■ **TASK PROMPT**:
Skip every picture, then write out exactly the lines of the listing below from the line that contains "What's the underlying" through the final line.
begin SOURCE MATERIAL
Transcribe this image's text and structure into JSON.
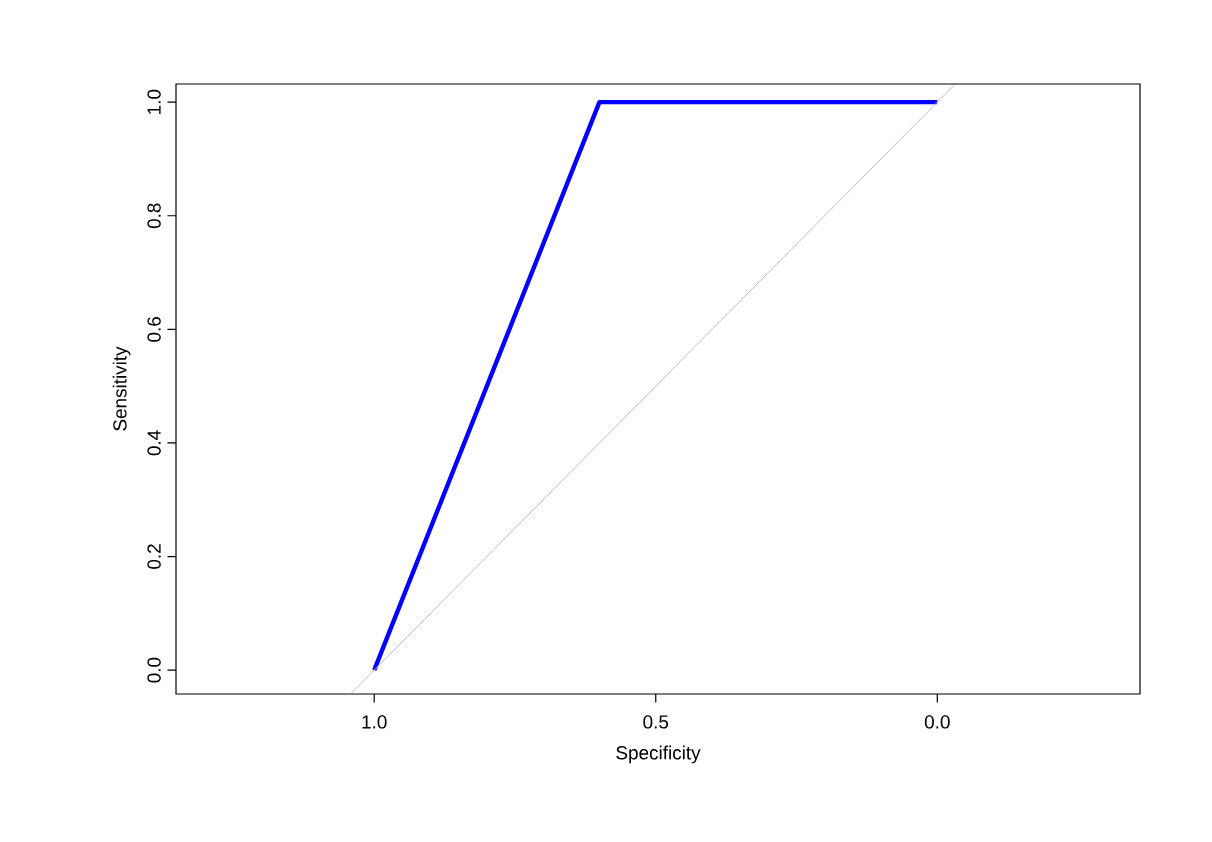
{
  "chart_data": {
    "type": "line",
    "xlabel": "Specificity",
    "ylabel": "Sensitivity",
    "xlim": [
      1.352,
      -0.36
    ],
    "ylim": [
      -0.042,
      1.032
    ],
    "xticks": [
      {
        "value": 1,
        "label": "1.0"
      },
      {
        "value": 0.5,
        "label": "0.5"
      },
      {
        "value": 0,
        "label": "0.0"
      }
    ],
    "yticks": [
      {
        "value": 0,
        "label": "0.0"
      },
      {
        "value": 0.2,
        "label": "0.2"
      },
      {
        "value": 0.4,
        "label": "0.4"
      },
      {
        "value": 0.6,
        "label": "0.6"
      },
      {
        "value": 0.8,
        "label": "0.8"
      },
      {
        "value": 1,
        "label": "1.0"
      }
    ],
    "series": [
      {
        "color": "#0000ff",
        "x": [
          1,
          0.6,
          0
        ],
        "values": [
          0,
          1,
          1
        ]
      },
      {
        "color": "#bebebe",
        "x": [
          1.04,
          -0.03
        ],
        "values": [
          -0.04,
          1.03
        ]
      }
    ],
    "marker": "none",
    "line_style": "solid"
  }
}
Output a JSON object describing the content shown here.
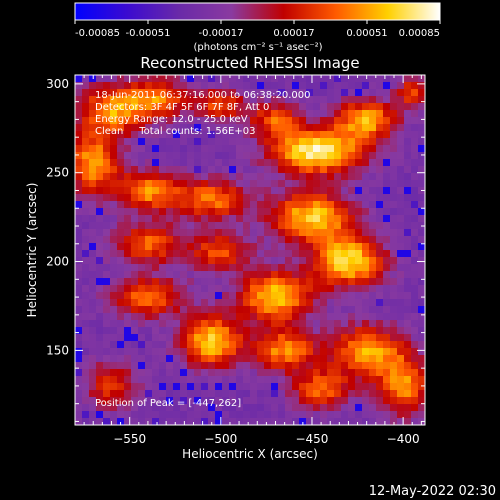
{
  "chart_data": {
    "type": "heatmap",
    "title": "Reconstructed RHESSI Image",
    "xlabel": "Heliocentric X (arcsec)",
    "ylabel": "Heliocentric Y (arcsec)",
    "xlim": [
      -580,
      -388
    ],
    "ylim": [
      108,
      305
    ],
    "x_ticks": [
      -550,
      -500,
      -450,
      -400
    ],
    "y_ticks": [
      150,
      200,
      250,
      300
    ],
    "colorbar": {
      "unit_label": "(photons cm⁻² s⁻¹ asec⁻²)",
      "range": [
        -0.00085,
        0.00085
      ],
      "ticks": [
        "-0.00085",
        "-0.00051",
        "-0.00017",
        "0.00017",
        "0.00051",
        "0.00085"
      ],
      "colors": [
        "#0000ff",
        "#3b0bd0",
        "#6a2aa8",
        "#8a3aa0",
        "#c00000",
        "#ff5a00",
        "#ffd000",
        "#ffffff"
      ]
    },
    "annotations": [
      "18-Jun-2011 06:37:16.000 to 06:38:20.000",
      "Detectors: 3F 4F 5F 6F 7F 8F, Att 0",
      "Energy Range: 12.0 - 25.0 keV",
      "Clean     Total counts: 1.56E+03"
    ],
    "peak_label": "Position of Peak = [-447,262]",
    "peak": {
      "x": -447,
      "y": 262
    },
    "sources": [
      {
        "x": -447,
        "y": 262,
        "sx": 18,
        "sy": 9,
        "amp": 1.0
      },
      {
        "x": -420,
        "y": 280,
        "sx": 12,
        "sy": 8,
        "amp": 0.75
      },
      {
        "x": -560,
        "y": 285,
        "sx": 14,
        "sy": 10,
        "amp": 0.7
      },
      {
        "x": -535,
        "y": 292,
        "sx": 12,
        "sy": 8,
        "amp": 0.6
      },
      {
        "x": -500,
        "y": 288,
        "sx": 10,
        "sy": 7,
        "amp": 0.55
      },
      {
        "x": -470,
        "y": 280,
        "sx": 10,
        "sy": 7,
        "amp": 0.55
      },
      {
        "x": -570,
        "y": 255,
        "sx": 10,
        "sy": 12,
        "amp": 0.75
      },
      {
        "x": -540,
        "y": 240,
        "sx": 12,
        "sy": 8,
        "amp": 0.7
      },
      {
        "x": -505,
        "y": 235,
        "sx": 14,
        "sy": 8,
        "amp": 0.65
      },
      {
        "x": -540,
        "y": 210,
        "sx": 14,
        "sy": 8,
        "amp": 0.6
      },
      {
        "x": -500,
        "y": 205,
        "sx": 12,
        "sy": 8,
        "amp": 0.55
      },
      {
        "x": -450,
        "y": 225,
        "sx": 16,
        "sy": 10,
        "amp": 0.85
      },
      {
        "x": -430,
        "y": 200,
        "sx": 14,
        "sy": 10,
        "amp": 0.9
      },
      {
        "x": -470,
        "y": 180,
        "sx": 14,
        "sy": 10,
        "amp": 0.85
      },
      {
        "x": -540,
        "y": 180,
        "sx": 14,
        "sy": 8,
        "amp": 0.65
      },
      {
        "x": -505,
        "y": 155,
        "sx": 12,
        "sy": 10,
        "amp": 0.85
      },
      {
        "x": -465,
        "y": 150,
        "sx": 12,
        "sy": 8,
        "amp": 0.7
      },
      {
        "x": -420,
        "y": 150,
        "sx": 14,
        "sy": 10,
        "amp": 0.75
      },
      {
        "x": -400,
        "y": 130,
        "sx": 10,
        "sy": 12,
        "amp": 0.7
      },
      {
        "x": -445,
        "y": 128,
        "sx": 12,
        "sy": 8,
        "amp": 0.6
      },
      {
        "x": -560,
        "y": 130,
        "sx": 10,
        "sy": 10,
        "amp": 0.5
      },
      {
        "x": -395,
        "y": 295,
        "sx": 6,
        "sy": 6,
        "amp": 0.55
      }
    ]
  },
  "footer": {
    "timestamp": "12-May-2022 02:30"
  }
}
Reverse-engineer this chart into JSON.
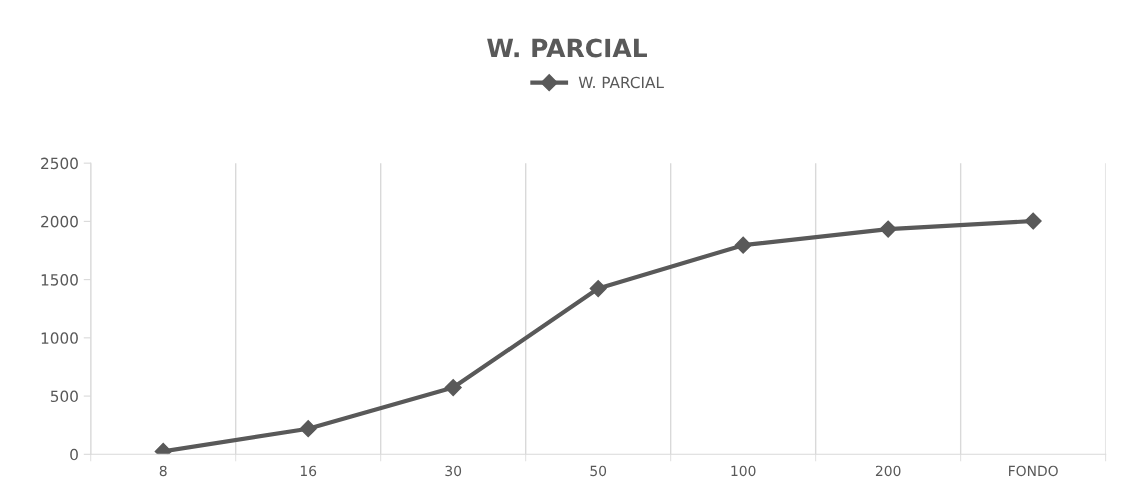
{
  "chart_data": {
    "type": "line",
    "title": "W. PARCIAL",
    "categories": [
      "8",
      "16",
      "30",
      "50",
      "100",
      "200",
      "FONDO"
    ],
    "series": [
      {
        "name": "W. PARCIAL",
        "color": "#595959",
        "values": [
          25,
          220,
          573,
          1423,
          1796,
          1934,
          2003
        ]
      }
    ],
    "ylim": [
      0,
      2500
    ],
    "yticks": [
      0,
      500,
      1000,
      1500,
      2000,
      2500
    ],
    "grid": "x",
    "legend": "top",
    "marker": "diamond",
    "line_style": "solid"
  }
}
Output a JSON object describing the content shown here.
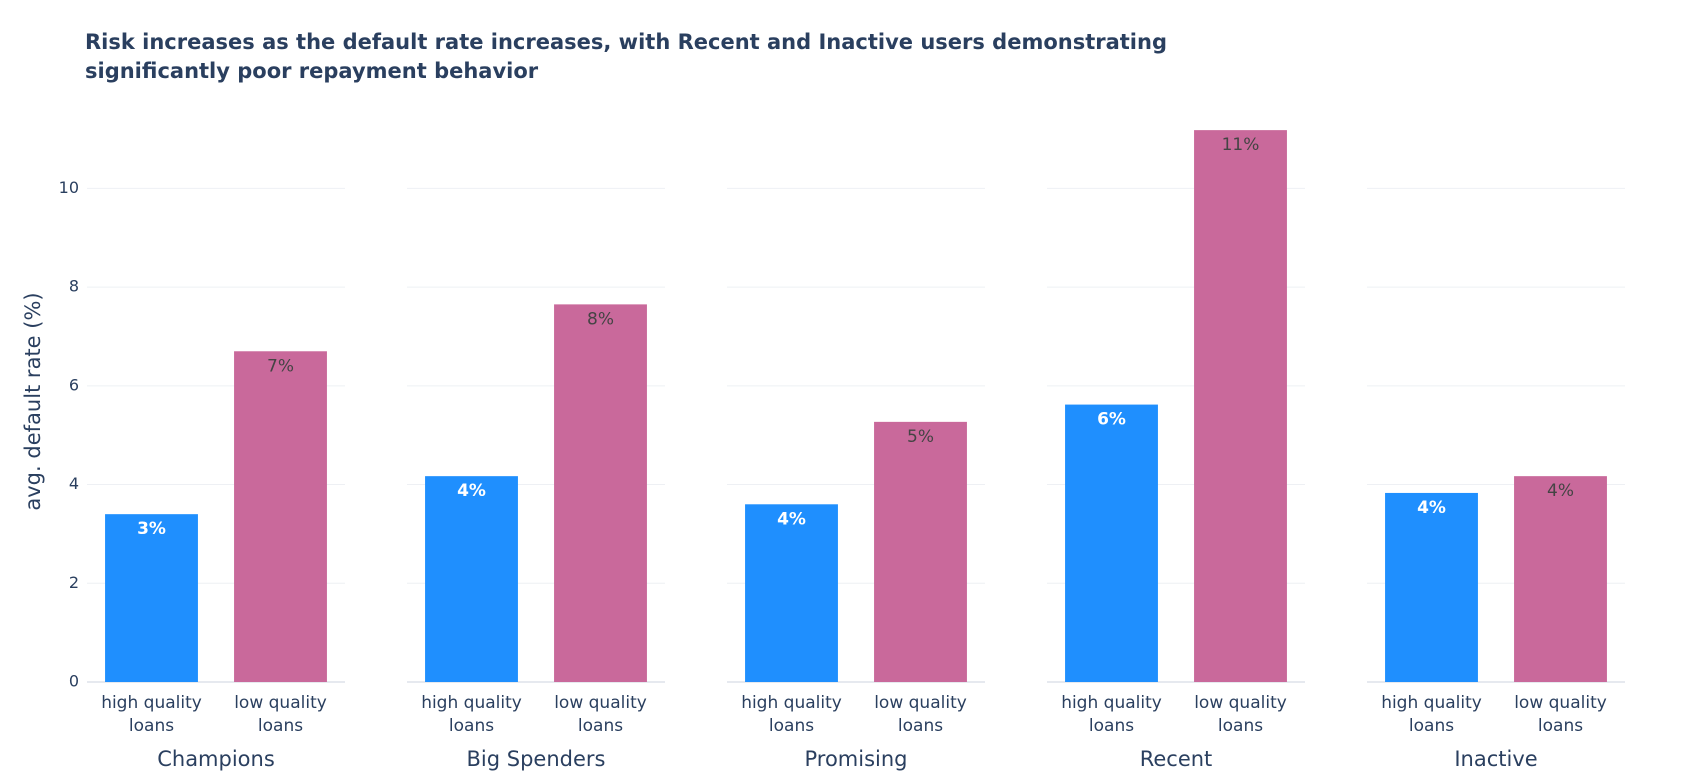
{
  "title": "Risk increases as the default rate increases, with Recent and Inactive users demonstrating significantly poor repayment behavior",
  "chart_data": [
    {
      "type": "bar",
      "title": "Champions",
      "ylabel": "avg. default rate (%)",
      "categories": [
        "high quality loans",
        "low quality loans"
      ],
      "values": [
        3.4,
        6.7
      ],
      "value_labels": [
        "3%",
        "7%"
      ],
      "colors": [
        "#1f8ffe",
        "#c9699b"
      ],
      "value_label_colors": [
        "#ffffff",
        "#444444"
      ],
      "ylim": [
        0,
        11.77
      ],
      "yticks": [
        0,
        2,
        4,
        6,
        8,
        10
      ],
      "grid": true
    },
    {
      "type": "bar",
      "title": "Big Spenders",
      "categories": [
        "high quality loans",
        "low quality loans"
      ],
      "values": [
        4.17,
        7.65
      ],
      "value_labels": [
        "4%",
        "8%"
      ],
      "colors": [
        "#1f8ffe",
        "#c9699b"
      ],
      "value_label_colors": [
        "#ffffff",
        "#444444"
      ],
      "ylim": [
        0,
        11.77
      ],
      "yticks": [
        0,
        2,
        4,
        6,
        8,
        10
      ],
      "grid": true
    },
    {
      "type": "bar",
      "title": "Promising",
      "categories": [
        "high quality loans",
        "low quality loans"
      ],
      "values": [
        3.6,
        5.27
      ],
      "value_labels": [
        "4%",
        "5%"
      ],
      "colors": [
        "#1f8ffe",
        "#c9699b"
      ],
      "value_label_colors": [
        "#ffffff",
        "#444444"
      ],
      "ylim": [
        0,
        11.77
      ],
      "yticks": [
        0,
        2,
        4,
        6,
        8,
        10
      ],
      "grid": true
    },
    {
      "type": "bar",
      "title": "Recent",
      "categories": [
        "high quality loans",
        "low quality loans"
      ],
      "values": [
        5.62,
        11.18
      ],
      "value_labels": [
        "6%",
        "11%"
      ],
      "colors": [
        "#1f8ffe",
        "#c9699b"
      ],
      "value_label_colors": [
        "#ffffff",
        "#444444"
      ],
      "ylim": [
        0,
        11.77
      ],
      "yticks": [
        0,
        2,
        4,
        6,
        8,
        10
      ],
      "grid": true
    },
    {
      "type": "bar",
      "title": "Inactive",
      "categories": [
        "high quality loans",
        "low quality loans"
      ],
      "values": [
        3.83,
        4.17
      ],
      "value_labels": [
        "4%",
        "4%"
      ],
      "colors": [
        "#1f8ffe",
        "#c9699b"
      ],
      "value_label_colors": [
        "#ffffff",
        "#444444"
      ],
      "ylim": [
        0,
        11.77
      ],
      "yticks": [
        0,
        2,
        4,
        6,
        8,
        10
      ],
      "grid": true
    }
  ]
}
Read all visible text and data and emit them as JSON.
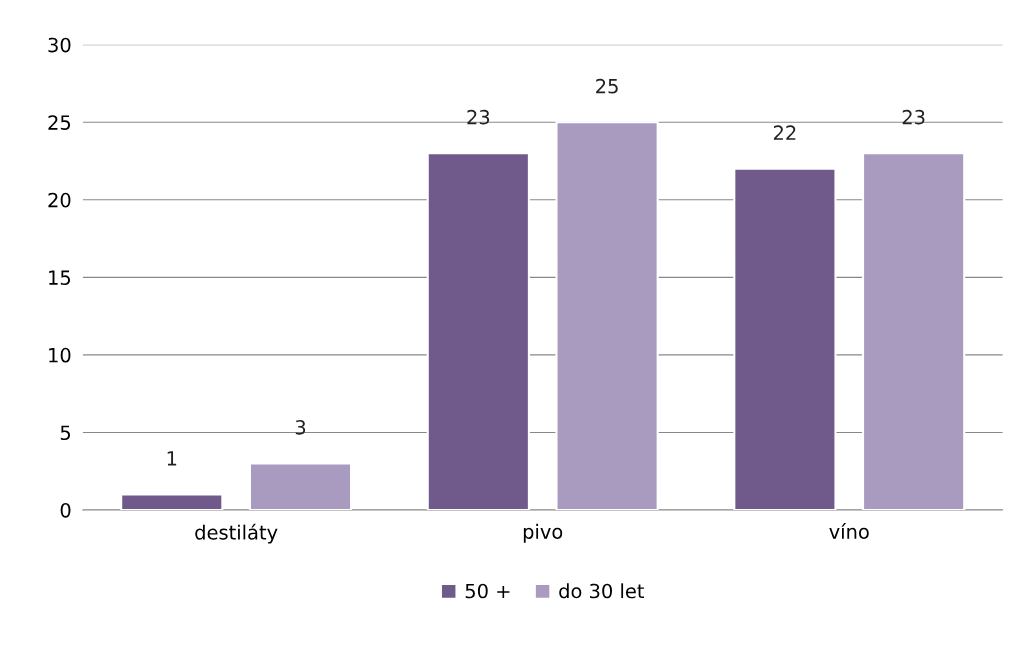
{
  "chart_data": {
    "type": "bar",
    "categories": [
      "destiláty",
      "pivo",
      "víno"
    ],
    "series": [
      {
        "name": "50 +",
        "color": "#705a8c",
        "values": [
          1,
          23,
          22
        ]
      },
      {
        "name": "do 30 let",
        "color": "#a99bbf",
        "values": [
          3,
          25,
          23
        ]
      }
    ],
    "ylim": [
      0,
      30
    ],
    "yticks": [
      0,
      5,
      10,
      15,
      20,
      25,
      30
    ],
    "grid": "y",
    "legend": "bottom",
    "data_labels": true
  }
}
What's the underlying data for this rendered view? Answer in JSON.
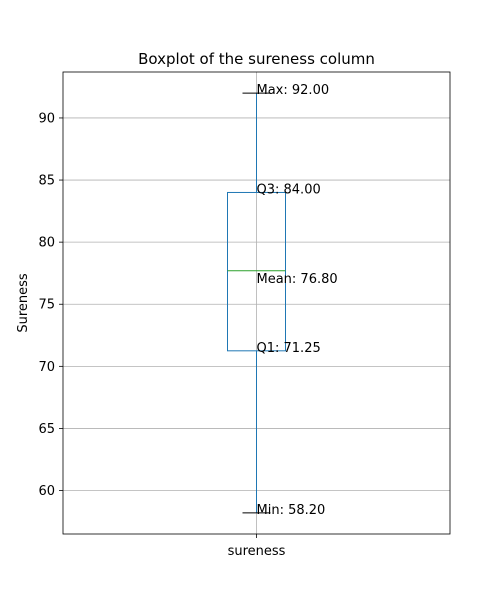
{
  "chart_data": {
    "type": "box",
    "title": "Boxplot of the sureness column",
    "xlabel": "",
    "ylabel": "Sureness",
    "categories": [
      "sureness"
    ],
    "ylim": [
      56.5,
      93.7
    ],
    "yticks": [
      60,
      65,
      70,
      75,
      80,
      85,
      90
    ],
    "grid": true,
    "box": {
      "min": 58.2,
      "q1": 71.25,
      "median": 77.7,
      "q3": 84.0,
      "max": 92.0,
      "mean": 76.8
    },
    "annotations": [
      {
        "key": "max",
        "text": "Max: 92.00",
        "y": 92.0
      },
      {
        "key": "q3",
        "text": "Q3: 84.00",
        "y": 84.0
      },
      {
        "key": "mean",
        "text": "Mean: 76.80",
        "y": 76.8
      },
      {
        "key": "q1",
        "text": "Q1: 71.25",
        "y": 71.25
      },
      {
        "key": "min",
        "text": "Min: 58.20",
        "y": 58.2
      }
    ],
    "colors": {
      "box": "#1f77b4",
      "median": "#2ca02c",
      "whisker": "#1f77b4",
      "cap": "#000000",
      "grid": "#b0b0b0"
    }
  }
}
end SOURCE MATERIAL
■ **WRITTEN SOLUTION**:
What's the underlying data for this rendered view? Answer in JSON.
{
  "chart_data": {
    "type": "box",
    "title": "Boxplot of the sureness column",
    "xlabel": "",
    "ylabel": "Sureness",
    "categories": [
      "sureness"
    ],
    "ylim": [
      56.5,
      93.7
    ],
    "yticks": [
      60,
      65,
      70,
      75,
      80,
      85,
      90
    ],
    "grid": true,
    "box": {
      "min": 58.2,
      "q1": 71.25,
      "median": 77.7,
      "q3": 84.0,
      "max": 92.0,
      "mean": 76.8
    },
    "annotations": [
      {
        "key": "max",
        "text": "Max: 92.00",
        "y": 92.0
      },
      {
        "key": "q3",
        "text": "Q3: 84.00",
        "y": 84.0
      },
      {
        "key": "mean",
        "text": "Mean: 76.80",
        "y": 76.8
      },
      {
        "key": "q1",
        "text": "Q1: 71.25",
        "y": 71.25
      },
      {
        "key": "min",
        "text": "Min: 58.20",
        "y": 58.2
      }
    ],
    "colors": {
      "box": "#1f77b4",
      "median": "#2ca02c",
      "whisker": "#1f77b4",
      "cap": "#000000",
      "grid": "#b0b0b0"
    }
  }
}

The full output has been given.